-- Work to complete --
Print every entry, word for word, and skip the images.

§

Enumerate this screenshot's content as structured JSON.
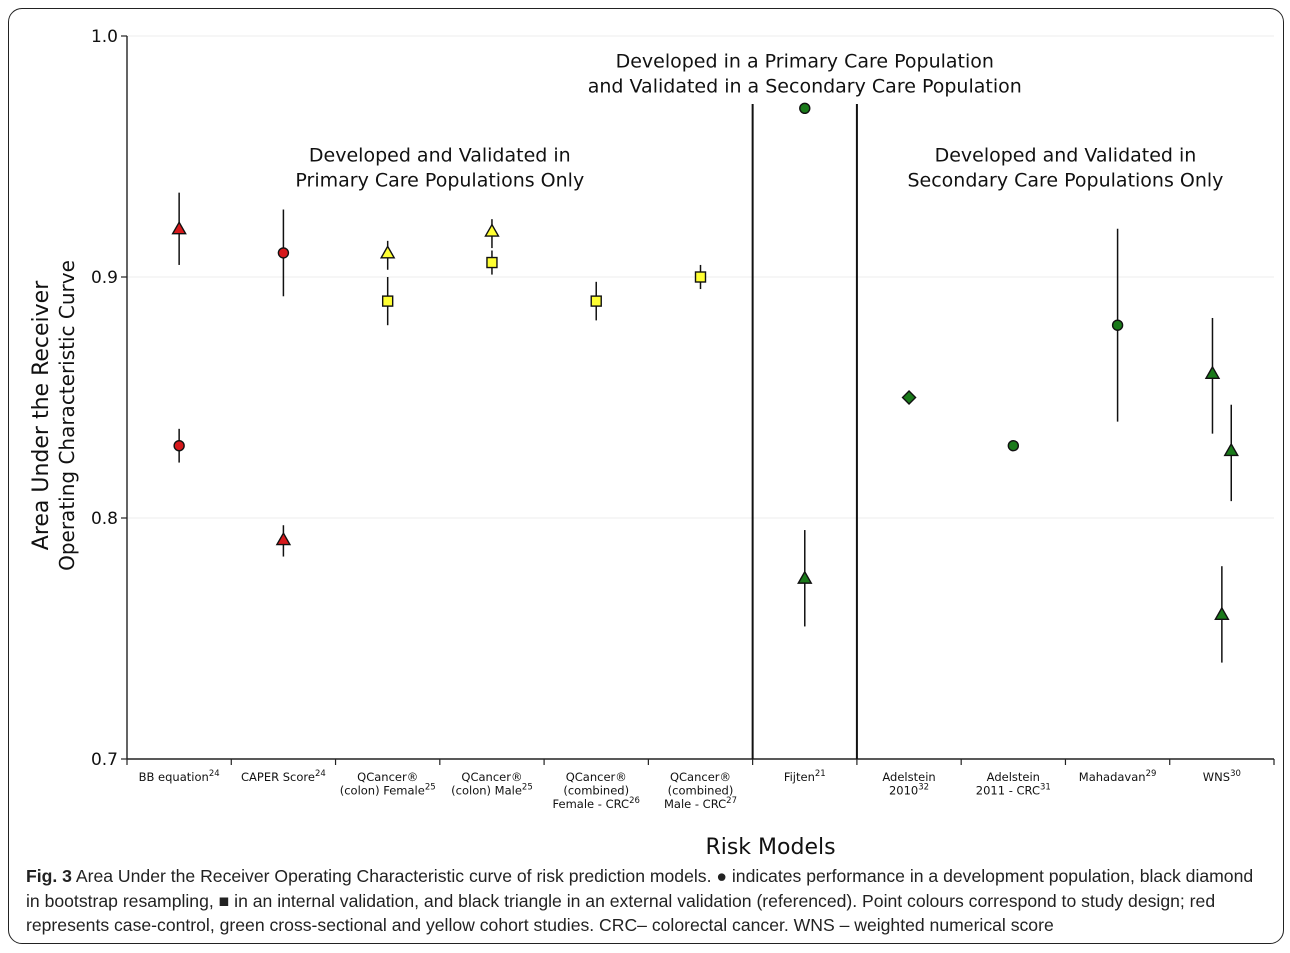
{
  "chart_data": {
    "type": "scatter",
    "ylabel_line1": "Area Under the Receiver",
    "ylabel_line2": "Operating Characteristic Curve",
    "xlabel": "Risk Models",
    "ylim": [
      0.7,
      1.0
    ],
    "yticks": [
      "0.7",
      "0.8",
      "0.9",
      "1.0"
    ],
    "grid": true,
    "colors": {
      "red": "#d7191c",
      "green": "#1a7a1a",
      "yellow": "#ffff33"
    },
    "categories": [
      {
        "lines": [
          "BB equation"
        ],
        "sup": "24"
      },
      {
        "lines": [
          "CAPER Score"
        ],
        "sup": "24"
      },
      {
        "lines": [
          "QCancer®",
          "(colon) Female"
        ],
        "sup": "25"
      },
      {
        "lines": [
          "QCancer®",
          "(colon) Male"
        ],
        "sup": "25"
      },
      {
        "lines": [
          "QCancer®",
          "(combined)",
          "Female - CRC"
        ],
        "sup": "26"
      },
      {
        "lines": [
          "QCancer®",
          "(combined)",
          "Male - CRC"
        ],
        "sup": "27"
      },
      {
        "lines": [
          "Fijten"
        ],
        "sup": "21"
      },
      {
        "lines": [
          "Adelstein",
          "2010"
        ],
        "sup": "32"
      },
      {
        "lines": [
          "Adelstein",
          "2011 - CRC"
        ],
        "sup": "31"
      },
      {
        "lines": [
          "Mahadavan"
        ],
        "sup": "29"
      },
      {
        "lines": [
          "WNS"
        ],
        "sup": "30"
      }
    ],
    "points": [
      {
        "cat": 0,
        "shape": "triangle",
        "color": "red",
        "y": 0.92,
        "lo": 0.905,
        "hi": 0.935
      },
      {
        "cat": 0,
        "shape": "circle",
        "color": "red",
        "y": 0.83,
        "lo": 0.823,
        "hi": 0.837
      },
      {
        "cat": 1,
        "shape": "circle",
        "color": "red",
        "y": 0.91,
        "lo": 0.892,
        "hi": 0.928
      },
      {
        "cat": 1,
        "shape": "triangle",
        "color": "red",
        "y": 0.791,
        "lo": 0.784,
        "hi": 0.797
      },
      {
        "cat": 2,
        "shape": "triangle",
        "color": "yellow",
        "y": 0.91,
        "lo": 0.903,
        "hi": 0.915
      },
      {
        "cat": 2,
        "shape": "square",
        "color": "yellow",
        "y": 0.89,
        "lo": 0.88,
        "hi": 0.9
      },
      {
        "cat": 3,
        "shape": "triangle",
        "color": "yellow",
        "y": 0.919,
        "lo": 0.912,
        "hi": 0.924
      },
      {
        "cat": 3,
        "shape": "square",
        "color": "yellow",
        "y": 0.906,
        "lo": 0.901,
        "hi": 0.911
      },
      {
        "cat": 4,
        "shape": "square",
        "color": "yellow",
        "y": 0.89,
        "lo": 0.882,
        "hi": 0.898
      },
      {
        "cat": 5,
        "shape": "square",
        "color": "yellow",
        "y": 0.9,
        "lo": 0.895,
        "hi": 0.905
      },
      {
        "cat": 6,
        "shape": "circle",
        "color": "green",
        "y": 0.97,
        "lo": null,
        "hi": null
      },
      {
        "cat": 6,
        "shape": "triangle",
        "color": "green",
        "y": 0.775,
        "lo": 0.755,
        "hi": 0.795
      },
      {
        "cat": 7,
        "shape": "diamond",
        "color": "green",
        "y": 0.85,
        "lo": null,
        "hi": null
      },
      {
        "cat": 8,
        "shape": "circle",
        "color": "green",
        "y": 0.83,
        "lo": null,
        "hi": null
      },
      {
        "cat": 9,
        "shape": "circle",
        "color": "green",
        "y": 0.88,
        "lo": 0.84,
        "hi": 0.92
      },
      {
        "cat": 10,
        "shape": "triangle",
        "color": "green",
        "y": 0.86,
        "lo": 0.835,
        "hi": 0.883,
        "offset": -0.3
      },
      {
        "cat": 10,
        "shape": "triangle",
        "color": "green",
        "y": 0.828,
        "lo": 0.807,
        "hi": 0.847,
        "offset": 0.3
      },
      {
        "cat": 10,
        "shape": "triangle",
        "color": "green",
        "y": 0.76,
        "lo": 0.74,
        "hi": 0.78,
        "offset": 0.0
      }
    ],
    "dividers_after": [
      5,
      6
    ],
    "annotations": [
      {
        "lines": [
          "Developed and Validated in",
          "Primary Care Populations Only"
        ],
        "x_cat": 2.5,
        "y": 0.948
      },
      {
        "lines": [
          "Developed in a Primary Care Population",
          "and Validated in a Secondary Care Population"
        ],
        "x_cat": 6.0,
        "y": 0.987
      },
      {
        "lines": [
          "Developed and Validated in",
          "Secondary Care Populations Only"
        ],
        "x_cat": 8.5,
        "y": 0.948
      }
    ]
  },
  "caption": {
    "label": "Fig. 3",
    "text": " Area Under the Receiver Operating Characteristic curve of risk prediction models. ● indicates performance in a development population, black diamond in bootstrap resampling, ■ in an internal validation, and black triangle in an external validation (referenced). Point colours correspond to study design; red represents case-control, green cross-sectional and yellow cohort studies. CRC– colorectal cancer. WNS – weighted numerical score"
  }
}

§

-- Output of the task --
Enumerate this screenshot's content as structured JSON.
{
  "chart_data": {
    "type": "scatter",
    "ylabel_line1": "Area Under the Receiver",
    "ylabel_line2": "Operating Characteristic Curve",
    "xlabel": "Risk Models",
    "ylim": [
      0.7,
      1.0
    ],
    "yticks": [
      "0.7",
      "0.8",
      "0.9",
      "1.0"
    ],
    "grid": true,
    "colors": {
      "red": "#d7191c",
      "green": "#1a7a1a",
      "yellow": "#ffff33"
    },
    "categories": [
      {
        "lines": [
          "BB equation"
        ],
        "sup": "24"
      },
      {
        "lines": [
          "CAPER Score"
        ],
        "sup": "24"
      },
      {
        "lines": [
          "QCancer®",
          "(colon) Female"
        ],
        "sup": "25"
      },
      {
        "lines": [
          "QCancer®",
          "(colon) Male"
        ],
        "sup": "25"
      },
      {
        "lines": [
          "QCancer®",
          "(combined)",
          "Female - CRC"
        ],
        "sup": "26"
      },
      {
        "lines": [
          "QCancer®",
          "(combined)",
          "Male - CRC"
        ],
        "sup": "27"
      },
      {
        "lines": [
          "Fijten"
        ],
        "sup": "21"
      },
      {
        "lines": [
          "Adelstein",
          "2010"
        ],
        "sup": "32"
      },
      {
        "lines": [
          "Adelstein",
          "2011 - CRC"
        ],
        "sup": "31"
      },
      {
        "lines": [
          "Mahadavan"
        ],
        "sup": "29"
      },
      {
        "lines": [
          "WNS"
        ],
        "sup": "30"
      }
    ],
    "points": [
      {
        "cat": 0,
        "shape": "triangle",
        "color": "red",
        "y": 0.92,
        "lo": 0.905,
        "hi": 0.935
      },
      {
        "cat": 0,
        "shape": "circle",
        "color": "red",
        "y": 0.83,
        "lo": 0.823,
        "hi": 0.837
      },
      {
        "cat": 1,
        "shape": "circle",
        "color": "red",
        "y": 0.91,
        "lo": 0.892,
        "hi": 0.928
      },
      {
        "cat": 1,
        "shape": "triangle",
        "color": "red",
        "y": 0.791,
        "lo": 0.784,
        "hi": 0.797
      },
      {
        "cat": 2,
        "shape": "triangle",
        "color": "yellow",
        "y": 0.91,
        "lo": 0.903,
        "hi": 0.915
      },
      {
        "cat": 2,
        "shape": "square",
        "color": "yellow",
        "y": 0.89,
        "lo": 0.88,
        "hi": 0.9
      },
      {
        "cat": 3,
        "shape": "triangle",
        "color": "yellow",
        "y": 0.919,
        "lo": 0.912,
        "hi": 0.924
      },
      {
        "cat": 3,
        "shape": "square",
        "color": "yellow",
        "y": 0.906,
        "lo": 0.901,
        "hi": 0.911
      },
      {
        "cat": 4,
        "shape": "square",
        "color": "yellow",
        "y": 0.89,
        "lo": 0.882,
        "hi": 0.898
      },
      {
        "cat": 5,
        "shape": "square",
        "color": "yellow",
        "y": 0.9,
        "lo": 0.895,
        "hi": 0.905
      },
      {
        "cat": 6,
        "shape": "circle",
        "color": "green",
        "y": 0.97,
        "lo": null,
        "hi": null
      },
      {
        "cat": 6,
        "shape": "triangle",
        "color": "green",
        "y": 0.775,
        "lo": 0.755,
        "hi": 0.795
      },
      {
        "cat": 7,
        "shape": "diamond",
        "color": "green",
        "y": 0.85,
        "lo": null,
        "hi": null
      },
      {
        "cat": 8,
        "shape": "circle",
        "color": "green",
        "y": 0.83,
        "lo": null,
        "hi": null
      },
      {
        "cat": 9,
        "shape": "circle",
        "color": "green",
        "y": 0.88,
        "lo": 0.84,
        "hi": 0.92
      },
      {
        "cat": 10,
        "shape": "triangle",
        "color": "green",
        "y": 0.86,
        "lo": 0.835,
        "hi": 0.883,
        "offset": -0.3
      },
      {
        "cat": 10,
        "shape": "triangle",
        "color": "green",
        "y": 0.828,
        "lo": 0.807,
        "hi": 0.847,
        "offset": 0.3
      },
      {
        "cat": 10,
        "shape": "triangle",
        "color": "green",
        "y": 0.76,
        "lo": 0.74,
        "hi": 0.78,
        "offset": 0.0
      }
    ],
    "dividers_after": [
      5,
      6
    ],
    "annotations": [
      {
        "lines": [
          "Developed and Validated in",
          "Primary Care Populations Only"
        ],
        "x_cat": 2.5,
        "y": 0.948
      },
      {
        "lines": [
          "Developed in a Primary Care Population",
          "and Validated in a Secondary Care Population"
        ],
        "x_cat": 6.0,
        "y": 0.987
      },
      {
        "lines": [
          "Developed and Validated in",
          "Secondary Care Populations Only"
        ],
        "x_cat": 8.5,
        "y": 0.948
      }
    ]
  },
  "caption": {
    "label": "Fig. 3",
    "text": " Area Under the Receiver Operating Characteristic curve of risk prediction models. ● indicates performance in a development population, black diamond in bootstrap resampling, ■ in an internal validation, and black triangle in an external validation (referenced). Point colours correspond to study design; red represents case-control, green cross-sectional and yellow cohort studies. CRC– colorectal cancer. WNS – weighted numerical score"
  }
}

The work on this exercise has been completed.